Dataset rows
::::
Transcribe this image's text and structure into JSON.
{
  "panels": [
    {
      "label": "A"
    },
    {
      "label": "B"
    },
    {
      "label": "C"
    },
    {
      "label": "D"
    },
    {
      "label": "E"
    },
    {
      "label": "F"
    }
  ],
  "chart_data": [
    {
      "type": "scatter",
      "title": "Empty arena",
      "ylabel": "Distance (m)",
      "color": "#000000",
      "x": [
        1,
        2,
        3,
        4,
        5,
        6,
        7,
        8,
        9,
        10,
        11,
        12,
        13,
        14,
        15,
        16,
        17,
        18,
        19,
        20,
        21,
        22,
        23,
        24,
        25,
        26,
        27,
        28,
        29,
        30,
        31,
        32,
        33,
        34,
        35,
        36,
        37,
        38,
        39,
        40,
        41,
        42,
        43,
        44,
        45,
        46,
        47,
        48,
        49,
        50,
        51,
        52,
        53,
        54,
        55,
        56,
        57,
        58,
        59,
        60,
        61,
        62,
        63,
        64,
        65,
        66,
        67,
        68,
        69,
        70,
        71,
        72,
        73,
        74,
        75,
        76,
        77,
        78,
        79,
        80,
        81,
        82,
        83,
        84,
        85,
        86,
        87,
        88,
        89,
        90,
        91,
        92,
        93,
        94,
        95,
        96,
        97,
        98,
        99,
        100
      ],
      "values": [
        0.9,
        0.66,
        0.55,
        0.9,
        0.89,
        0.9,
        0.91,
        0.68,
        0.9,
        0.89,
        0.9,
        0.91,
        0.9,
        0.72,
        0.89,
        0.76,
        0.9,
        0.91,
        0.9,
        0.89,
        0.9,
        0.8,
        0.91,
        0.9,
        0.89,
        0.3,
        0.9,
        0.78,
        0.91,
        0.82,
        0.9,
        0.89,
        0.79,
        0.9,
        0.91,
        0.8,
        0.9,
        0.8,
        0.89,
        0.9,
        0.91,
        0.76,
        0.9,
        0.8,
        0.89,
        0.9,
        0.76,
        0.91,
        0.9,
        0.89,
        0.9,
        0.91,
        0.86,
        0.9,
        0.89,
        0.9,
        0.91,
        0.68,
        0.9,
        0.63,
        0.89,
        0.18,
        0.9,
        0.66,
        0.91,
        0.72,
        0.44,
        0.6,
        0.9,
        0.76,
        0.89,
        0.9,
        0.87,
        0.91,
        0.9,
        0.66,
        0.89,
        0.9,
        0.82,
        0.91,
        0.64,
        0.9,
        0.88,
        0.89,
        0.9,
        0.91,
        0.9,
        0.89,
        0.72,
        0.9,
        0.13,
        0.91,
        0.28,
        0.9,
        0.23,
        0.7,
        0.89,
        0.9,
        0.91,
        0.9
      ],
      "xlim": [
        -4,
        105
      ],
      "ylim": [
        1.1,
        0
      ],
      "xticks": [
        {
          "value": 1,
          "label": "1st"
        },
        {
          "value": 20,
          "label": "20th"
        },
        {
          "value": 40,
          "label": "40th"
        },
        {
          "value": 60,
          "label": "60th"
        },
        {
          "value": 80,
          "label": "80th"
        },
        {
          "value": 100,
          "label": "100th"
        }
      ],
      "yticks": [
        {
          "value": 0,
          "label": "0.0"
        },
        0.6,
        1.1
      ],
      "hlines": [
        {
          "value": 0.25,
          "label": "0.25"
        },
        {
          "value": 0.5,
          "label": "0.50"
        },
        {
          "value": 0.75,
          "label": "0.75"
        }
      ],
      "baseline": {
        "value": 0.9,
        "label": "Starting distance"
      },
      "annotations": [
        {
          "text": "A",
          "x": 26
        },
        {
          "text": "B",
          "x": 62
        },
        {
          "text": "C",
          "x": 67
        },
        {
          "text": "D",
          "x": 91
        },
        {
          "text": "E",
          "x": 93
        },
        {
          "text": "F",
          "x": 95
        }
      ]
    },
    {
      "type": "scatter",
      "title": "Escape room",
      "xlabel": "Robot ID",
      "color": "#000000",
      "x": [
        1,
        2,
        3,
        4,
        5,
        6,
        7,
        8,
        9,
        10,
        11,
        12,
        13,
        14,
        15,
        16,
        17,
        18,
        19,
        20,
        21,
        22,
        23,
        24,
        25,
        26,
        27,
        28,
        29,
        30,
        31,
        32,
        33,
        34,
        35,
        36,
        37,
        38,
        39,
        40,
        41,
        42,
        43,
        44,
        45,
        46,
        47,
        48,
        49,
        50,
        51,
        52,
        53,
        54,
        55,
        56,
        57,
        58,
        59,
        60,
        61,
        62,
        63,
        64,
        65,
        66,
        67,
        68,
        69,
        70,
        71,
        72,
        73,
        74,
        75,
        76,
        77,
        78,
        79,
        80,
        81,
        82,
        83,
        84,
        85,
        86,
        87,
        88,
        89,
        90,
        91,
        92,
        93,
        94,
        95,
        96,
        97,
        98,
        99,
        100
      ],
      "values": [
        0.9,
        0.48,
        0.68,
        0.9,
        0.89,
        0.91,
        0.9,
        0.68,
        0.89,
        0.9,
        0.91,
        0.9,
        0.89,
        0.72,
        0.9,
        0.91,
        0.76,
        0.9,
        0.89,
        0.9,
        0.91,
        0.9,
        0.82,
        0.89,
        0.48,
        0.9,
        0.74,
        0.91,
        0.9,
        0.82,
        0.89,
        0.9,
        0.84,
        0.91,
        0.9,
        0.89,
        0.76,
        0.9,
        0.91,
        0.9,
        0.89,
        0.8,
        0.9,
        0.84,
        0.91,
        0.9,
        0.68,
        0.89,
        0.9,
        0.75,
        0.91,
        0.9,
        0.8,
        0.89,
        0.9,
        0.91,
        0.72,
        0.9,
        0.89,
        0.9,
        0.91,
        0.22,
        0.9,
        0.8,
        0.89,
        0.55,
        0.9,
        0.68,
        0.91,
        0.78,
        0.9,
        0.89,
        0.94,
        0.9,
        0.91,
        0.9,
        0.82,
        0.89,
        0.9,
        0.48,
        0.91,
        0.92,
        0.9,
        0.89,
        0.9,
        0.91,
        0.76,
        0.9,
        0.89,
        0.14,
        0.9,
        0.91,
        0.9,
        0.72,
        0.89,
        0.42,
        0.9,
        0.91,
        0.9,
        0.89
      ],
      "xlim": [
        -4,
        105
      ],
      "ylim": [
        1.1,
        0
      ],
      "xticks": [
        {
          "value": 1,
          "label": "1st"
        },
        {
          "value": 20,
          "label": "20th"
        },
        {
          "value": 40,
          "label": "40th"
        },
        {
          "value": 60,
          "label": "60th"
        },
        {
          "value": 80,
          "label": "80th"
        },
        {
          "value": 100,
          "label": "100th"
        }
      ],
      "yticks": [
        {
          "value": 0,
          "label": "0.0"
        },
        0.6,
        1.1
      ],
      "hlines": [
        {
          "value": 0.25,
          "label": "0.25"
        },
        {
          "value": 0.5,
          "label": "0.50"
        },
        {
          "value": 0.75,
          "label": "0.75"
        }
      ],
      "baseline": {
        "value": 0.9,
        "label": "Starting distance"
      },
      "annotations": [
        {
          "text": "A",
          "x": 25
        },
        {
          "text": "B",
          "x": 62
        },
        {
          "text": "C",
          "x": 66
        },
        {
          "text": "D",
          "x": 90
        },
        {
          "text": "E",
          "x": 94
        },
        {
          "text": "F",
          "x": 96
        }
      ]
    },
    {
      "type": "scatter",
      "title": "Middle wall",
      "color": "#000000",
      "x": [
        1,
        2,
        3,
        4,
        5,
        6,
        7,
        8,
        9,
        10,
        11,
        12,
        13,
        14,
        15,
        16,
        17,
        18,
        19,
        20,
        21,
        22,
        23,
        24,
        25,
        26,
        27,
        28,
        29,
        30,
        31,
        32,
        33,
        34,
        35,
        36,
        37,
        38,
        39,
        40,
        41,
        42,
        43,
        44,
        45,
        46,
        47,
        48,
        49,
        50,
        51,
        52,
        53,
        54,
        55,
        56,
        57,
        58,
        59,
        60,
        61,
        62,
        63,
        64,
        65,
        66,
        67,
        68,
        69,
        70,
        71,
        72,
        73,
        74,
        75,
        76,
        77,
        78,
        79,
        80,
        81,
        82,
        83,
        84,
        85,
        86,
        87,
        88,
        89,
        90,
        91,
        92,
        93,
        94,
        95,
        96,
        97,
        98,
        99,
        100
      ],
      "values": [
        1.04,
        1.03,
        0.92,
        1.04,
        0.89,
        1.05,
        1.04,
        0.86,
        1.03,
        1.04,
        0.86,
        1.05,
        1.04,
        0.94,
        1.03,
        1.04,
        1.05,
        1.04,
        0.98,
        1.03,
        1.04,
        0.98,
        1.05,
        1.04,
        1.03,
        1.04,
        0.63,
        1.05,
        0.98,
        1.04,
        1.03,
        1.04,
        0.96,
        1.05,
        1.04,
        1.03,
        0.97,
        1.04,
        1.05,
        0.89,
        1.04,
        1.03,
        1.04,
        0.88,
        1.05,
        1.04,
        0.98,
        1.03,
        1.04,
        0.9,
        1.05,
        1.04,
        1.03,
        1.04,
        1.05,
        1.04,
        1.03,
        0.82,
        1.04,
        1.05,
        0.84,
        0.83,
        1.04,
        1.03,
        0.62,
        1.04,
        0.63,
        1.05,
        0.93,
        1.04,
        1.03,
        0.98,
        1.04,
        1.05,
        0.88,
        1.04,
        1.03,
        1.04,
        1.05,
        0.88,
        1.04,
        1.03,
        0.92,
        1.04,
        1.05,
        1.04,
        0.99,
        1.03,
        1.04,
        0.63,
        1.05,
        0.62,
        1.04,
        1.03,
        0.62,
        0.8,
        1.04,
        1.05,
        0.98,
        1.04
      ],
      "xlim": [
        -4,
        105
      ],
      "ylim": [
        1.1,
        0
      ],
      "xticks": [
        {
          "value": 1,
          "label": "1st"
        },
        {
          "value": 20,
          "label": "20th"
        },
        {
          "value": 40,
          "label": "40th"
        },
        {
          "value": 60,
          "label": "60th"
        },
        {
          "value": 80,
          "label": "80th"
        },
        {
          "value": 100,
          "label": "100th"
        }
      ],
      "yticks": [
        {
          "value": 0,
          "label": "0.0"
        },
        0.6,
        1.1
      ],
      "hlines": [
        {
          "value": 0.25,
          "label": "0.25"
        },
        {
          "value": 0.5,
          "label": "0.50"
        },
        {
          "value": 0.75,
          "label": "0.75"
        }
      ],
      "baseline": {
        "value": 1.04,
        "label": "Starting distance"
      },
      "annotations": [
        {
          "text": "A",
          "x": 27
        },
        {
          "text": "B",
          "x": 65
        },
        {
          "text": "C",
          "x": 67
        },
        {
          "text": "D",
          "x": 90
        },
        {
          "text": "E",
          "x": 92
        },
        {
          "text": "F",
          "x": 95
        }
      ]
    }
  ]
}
::::
WHAT THIS TASK INVOLVES> Gather each line in the entries above where the string "title" is found.

SOLUTION TO THE PROBLEM>
      "title": "Empty arena",
      "title": "Escape room",
      "title": "Middle wall",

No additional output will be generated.